SET TASK:
Go through each line of the records below and count those with the word "illy". Give only the count.

Source data:
-=-=-=-=-

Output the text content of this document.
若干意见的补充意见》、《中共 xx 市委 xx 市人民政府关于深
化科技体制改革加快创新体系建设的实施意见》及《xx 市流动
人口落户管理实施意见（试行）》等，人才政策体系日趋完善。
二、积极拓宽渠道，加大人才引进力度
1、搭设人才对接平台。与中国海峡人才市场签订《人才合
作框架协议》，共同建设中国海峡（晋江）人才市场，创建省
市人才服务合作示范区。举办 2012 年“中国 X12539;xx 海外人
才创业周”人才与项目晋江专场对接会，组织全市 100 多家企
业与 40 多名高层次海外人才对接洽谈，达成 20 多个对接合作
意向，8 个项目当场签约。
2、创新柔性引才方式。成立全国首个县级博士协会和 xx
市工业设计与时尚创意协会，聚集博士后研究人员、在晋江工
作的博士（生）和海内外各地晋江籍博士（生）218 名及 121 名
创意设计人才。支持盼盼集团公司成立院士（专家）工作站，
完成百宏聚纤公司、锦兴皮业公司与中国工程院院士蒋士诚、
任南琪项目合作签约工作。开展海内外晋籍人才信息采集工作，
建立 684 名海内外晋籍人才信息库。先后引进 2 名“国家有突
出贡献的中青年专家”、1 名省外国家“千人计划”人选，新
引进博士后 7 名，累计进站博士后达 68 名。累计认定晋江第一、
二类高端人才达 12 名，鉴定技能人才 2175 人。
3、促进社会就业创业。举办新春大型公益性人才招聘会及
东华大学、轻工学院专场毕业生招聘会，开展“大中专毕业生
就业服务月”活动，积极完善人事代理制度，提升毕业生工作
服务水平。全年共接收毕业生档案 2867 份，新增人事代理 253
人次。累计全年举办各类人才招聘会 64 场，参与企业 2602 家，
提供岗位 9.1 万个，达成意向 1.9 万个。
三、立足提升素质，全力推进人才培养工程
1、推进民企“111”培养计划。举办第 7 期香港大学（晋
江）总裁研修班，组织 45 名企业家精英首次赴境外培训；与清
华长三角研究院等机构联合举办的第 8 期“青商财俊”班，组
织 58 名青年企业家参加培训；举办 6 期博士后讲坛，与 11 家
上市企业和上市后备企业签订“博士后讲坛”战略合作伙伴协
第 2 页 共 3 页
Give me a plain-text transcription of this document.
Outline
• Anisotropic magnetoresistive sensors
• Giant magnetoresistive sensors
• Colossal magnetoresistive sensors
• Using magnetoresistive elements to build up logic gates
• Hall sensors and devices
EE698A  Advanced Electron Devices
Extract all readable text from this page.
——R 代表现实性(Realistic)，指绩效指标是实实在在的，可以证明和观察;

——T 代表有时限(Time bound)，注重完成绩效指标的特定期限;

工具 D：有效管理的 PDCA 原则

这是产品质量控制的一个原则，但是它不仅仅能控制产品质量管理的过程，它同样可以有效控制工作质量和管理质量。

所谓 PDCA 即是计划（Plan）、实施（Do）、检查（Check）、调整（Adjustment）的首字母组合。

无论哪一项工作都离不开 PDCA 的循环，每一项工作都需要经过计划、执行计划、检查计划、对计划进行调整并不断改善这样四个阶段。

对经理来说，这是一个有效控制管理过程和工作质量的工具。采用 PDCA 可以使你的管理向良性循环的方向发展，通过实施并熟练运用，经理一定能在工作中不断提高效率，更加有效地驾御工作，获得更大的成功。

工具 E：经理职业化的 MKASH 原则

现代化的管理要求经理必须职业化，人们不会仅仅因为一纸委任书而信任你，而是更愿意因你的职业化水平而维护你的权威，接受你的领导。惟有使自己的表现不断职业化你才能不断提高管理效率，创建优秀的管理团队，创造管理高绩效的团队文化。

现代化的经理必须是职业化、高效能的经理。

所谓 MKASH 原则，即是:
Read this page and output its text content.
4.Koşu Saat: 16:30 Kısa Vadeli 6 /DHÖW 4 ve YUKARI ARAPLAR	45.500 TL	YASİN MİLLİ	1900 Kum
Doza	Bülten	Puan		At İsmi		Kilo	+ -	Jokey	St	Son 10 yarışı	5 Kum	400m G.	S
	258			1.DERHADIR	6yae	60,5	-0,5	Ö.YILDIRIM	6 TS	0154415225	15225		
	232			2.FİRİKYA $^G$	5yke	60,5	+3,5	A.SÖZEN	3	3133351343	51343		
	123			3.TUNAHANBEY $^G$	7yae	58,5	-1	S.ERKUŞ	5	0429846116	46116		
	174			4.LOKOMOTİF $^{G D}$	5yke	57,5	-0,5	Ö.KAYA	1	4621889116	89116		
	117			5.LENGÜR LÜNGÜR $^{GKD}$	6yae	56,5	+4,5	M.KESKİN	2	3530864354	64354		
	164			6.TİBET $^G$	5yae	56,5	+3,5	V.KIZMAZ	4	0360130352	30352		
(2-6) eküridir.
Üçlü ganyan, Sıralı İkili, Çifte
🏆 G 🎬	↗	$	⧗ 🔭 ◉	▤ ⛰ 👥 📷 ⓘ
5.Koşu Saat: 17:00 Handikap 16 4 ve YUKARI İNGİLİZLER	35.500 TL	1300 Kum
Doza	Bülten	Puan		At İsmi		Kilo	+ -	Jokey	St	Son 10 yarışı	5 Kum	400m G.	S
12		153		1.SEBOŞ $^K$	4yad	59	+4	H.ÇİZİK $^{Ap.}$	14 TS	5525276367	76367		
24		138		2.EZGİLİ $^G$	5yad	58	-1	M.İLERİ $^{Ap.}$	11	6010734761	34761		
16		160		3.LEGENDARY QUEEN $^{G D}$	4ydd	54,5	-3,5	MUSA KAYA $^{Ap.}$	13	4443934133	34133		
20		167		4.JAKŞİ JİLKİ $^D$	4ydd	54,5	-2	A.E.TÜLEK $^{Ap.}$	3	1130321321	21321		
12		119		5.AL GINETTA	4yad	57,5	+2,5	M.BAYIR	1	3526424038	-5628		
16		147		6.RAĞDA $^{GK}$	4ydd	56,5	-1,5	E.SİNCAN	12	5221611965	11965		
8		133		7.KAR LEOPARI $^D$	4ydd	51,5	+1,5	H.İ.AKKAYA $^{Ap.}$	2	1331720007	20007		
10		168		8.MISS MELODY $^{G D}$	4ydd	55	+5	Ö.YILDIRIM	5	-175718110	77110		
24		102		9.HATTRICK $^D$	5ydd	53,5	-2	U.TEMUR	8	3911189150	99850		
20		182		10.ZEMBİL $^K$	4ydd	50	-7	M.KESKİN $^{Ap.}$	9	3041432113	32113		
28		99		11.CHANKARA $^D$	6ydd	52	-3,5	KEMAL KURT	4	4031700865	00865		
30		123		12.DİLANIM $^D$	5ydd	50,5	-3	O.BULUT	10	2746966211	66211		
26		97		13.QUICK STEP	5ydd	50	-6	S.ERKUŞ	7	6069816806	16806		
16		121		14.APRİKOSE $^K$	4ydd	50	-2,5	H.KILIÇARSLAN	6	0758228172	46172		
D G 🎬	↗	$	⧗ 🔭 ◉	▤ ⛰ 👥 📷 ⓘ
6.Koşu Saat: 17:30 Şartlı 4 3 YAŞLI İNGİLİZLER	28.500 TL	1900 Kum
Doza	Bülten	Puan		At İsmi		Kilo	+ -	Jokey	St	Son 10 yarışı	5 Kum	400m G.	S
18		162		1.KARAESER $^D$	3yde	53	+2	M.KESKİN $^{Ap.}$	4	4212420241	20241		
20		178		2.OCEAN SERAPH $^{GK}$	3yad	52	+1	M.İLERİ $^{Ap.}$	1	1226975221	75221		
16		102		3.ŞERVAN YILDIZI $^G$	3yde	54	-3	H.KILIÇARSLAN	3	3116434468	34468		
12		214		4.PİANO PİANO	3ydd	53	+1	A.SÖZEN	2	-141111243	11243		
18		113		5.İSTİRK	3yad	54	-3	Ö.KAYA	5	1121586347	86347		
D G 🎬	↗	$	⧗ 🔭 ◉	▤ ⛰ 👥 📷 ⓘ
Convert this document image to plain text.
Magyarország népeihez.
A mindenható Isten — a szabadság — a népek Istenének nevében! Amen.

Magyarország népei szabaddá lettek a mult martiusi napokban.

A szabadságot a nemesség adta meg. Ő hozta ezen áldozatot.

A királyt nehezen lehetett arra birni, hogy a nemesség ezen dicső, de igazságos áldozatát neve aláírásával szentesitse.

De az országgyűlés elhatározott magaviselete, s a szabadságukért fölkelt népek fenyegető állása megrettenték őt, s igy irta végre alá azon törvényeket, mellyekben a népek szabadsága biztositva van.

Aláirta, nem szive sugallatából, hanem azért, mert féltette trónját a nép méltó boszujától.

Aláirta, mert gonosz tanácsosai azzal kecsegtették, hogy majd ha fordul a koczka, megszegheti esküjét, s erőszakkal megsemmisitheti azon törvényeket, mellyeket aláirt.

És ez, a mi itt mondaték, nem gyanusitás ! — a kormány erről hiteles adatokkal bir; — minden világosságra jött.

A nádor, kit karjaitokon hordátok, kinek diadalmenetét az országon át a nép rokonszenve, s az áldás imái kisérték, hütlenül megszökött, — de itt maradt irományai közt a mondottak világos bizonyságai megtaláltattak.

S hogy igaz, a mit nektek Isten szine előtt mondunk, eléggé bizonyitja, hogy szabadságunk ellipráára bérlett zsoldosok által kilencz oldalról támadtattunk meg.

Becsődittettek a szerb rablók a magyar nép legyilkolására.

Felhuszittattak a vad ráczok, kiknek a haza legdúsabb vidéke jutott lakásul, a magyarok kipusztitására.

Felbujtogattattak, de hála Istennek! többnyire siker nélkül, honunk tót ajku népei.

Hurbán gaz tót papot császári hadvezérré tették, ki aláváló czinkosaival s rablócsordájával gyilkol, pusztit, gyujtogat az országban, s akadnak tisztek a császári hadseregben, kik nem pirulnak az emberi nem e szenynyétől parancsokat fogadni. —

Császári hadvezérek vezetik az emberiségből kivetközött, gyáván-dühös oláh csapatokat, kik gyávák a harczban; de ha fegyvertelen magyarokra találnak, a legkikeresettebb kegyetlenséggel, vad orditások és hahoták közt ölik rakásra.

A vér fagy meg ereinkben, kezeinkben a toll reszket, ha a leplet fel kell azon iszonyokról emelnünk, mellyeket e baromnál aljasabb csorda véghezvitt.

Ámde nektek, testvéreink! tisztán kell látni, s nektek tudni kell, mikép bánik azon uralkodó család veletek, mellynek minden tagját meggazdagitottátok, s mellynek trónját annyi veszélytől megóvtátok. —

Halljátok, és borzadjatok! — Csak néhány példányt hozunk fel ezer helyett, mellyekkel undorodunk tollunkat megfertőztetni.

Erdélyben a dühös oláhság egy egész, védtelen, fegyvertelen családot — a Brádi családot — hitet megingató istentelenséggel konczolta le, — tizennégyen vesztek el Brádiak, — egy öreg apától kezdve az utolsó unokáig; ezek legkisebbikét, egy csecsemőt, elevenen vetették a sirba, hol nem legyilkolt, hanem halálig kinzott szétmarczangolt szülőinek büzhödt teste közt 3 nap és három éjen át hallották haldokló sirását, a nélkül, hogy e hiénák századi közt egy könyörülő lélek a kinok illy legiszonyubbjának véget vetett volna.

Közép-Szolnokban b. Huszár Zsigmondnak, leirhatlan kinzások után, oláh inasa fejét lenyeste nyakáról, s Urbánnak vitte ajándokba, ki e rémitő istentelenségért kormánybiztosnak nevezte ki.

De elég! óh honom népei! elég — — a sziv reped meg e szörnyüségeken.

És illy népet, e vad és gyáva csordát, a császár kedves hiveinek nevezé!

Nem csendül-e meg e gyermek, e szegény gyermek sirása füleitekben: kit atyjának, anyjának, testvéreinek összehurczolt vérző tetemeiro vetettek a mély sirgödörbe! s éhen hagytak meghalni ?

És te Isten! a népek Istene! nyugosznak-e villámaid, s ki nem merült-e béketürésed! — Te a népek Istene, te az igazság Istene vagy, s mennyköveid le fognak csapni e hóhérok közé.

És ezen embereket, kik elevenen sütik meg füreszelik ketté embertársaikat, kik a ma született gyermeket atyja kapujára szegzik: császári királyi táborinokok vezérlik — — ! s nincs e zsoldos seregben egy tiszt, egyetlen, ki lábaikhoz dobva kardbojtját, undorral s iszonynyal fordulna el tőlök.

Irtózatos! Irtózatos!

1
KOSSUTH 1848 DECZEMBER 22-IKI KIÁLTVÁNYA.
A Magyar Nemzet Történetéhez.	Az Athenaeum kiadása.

-=-=-=-=-

WRITTEN SOLUTION:
2